PROBLEM :: Go through the entries below and copy each line containing the word "pickle".
* Begin GIVEN DATA *
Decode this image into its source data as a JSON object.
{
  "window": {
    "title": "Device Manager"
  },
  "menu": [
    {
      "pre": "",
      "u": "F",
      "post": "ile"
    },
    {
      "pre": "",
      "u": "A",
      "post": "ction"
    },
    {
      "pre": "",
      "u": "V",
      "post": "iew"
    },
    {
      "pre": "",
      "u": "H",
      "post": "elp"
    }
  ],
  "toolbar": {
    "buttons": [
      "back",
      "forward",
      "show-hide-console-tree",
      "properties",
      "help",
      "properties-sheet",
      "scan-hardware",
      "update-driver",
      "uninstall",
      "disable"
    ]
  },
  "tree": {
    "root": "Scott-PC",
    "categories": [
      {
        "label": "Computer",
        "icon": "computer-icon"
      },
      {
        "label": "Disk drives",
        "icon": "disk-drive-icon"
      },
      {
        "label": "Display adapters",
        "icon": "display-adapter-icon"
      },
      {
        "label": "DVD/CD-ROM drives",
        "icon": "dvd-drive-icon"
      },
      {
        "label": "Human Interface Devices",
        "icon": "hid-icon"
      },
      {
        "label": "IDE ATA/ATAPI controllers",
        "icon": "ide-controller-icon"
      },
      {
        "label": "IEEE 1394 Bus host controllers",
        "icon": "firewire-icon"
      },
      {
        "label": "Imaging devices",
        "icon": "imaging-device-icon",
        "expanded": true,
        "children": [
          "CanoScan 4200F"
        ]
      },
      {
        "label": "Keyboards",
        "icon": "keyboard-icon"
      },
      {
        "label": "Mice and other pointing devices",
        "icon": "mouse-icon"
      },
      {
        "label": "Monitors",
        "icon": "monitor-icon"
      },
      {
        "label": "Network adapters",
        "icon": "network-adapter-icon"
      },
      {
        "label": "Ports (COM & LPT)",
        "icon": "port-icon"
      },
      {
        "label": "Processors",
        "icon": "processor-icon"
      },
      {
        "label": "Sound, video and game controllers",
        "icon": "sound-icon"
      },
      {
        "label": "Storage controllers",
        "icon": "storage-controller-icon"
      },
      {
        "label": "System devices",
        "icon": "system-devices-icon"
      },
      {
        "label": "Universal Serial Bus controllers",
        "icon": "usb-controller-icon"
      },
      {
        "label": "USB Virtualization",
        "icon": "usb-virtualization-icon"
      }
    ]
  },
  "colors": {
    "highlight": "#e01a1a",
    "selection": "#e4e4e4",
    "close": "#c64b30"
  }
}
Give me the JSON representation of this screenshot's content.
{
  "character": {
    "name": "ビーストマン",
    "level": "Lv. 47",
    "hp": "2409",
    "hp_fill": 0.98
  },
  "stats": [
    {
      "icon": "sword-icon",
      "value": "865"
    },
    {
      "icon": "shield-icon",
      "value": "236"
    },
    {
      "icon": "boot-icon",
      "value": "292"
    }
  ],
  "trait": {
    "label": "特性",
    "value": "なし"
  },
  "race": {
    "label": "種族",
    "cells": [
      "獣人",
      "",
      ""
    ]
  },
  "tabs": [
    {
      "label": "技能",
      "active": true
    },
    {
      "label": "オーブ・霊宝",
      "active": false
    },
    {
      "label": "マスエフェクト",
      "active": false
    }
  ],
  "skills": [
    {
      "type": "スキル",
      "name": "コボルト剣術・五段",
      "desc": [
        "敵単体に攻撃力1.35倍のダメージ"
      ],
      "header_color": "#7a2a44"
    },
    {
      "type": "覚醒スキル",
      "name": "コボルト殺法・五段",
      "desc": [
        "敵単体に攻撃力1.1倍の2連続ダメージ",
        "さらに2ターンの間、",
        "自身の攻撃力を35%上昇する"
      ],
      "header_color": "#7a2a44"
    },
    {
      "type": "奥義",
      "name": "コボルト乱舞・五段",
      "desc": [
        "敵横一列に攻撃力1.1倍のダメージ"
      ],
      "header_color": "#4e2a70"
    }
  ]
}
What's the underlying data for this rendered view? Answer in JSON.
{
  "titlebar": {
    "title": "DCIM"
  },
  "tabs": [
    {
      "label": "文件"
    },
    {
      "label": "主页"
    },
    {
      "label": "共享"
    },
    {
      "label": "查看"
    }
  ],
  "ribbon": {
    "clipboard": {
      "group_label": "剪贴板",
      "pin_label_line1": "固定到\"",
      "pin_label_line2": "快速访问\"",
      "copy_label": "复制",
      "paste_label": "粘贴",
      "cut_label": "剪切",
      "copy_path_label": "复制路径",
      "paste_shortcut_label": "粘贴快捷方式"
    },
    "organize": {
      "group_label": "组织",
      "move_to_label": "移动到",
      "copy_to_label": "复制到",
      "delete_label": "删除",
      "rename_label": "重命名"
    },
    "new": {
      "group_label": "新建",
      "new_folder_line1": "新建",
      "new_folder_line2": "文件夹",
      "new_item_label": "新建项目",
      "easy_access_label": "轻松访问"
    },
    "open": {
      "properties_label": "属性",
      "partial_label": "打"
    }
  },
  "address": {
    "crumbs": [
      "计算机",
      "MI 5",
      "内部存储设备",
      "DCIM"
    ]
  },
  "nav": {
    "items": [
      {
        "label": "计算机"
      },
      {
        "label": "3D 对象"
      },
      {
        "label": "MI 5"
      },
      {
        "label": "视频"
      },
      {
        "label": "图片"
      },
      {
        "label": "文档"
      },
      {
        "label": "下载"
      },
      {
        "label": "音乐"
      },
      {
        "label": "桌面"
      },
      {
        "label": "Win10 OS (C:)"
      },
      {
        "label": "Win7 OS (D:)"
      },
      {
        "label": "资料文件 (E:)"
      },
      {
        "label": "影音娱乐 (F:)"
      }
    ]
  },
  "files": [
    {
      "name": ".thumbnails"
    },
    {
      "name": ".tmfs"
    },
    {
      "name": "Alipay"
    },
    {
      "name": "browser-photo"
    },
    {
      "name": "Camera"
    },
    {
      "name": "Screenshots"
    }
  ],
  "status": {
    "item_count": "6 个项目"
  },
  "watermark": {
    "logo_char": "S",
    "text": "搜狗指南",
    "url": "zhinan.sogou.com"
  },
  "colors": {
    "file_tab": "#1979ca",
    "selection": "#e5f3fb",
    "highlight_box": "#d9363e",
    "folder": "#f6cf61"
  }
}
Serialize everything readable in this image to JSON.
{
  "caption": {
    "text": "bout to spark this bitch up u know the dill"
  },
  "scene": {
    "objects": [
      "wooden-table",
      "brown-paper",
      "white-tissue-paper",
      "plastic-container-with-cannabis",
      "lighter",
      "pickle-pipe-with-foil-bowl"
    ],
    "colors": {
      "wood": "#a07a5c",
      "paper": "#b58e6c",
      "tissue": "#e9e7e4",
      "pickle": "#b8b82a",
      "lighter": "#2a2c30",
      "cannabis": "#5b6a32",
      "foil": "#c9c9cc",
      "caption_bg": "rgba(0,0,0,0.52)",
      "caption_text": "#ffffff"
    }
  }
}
* End GIVEN DATA *
RESULT BELOW ::
      "pickle-pipe-with-foil-bowl"
      "pickle": "#b8b82a",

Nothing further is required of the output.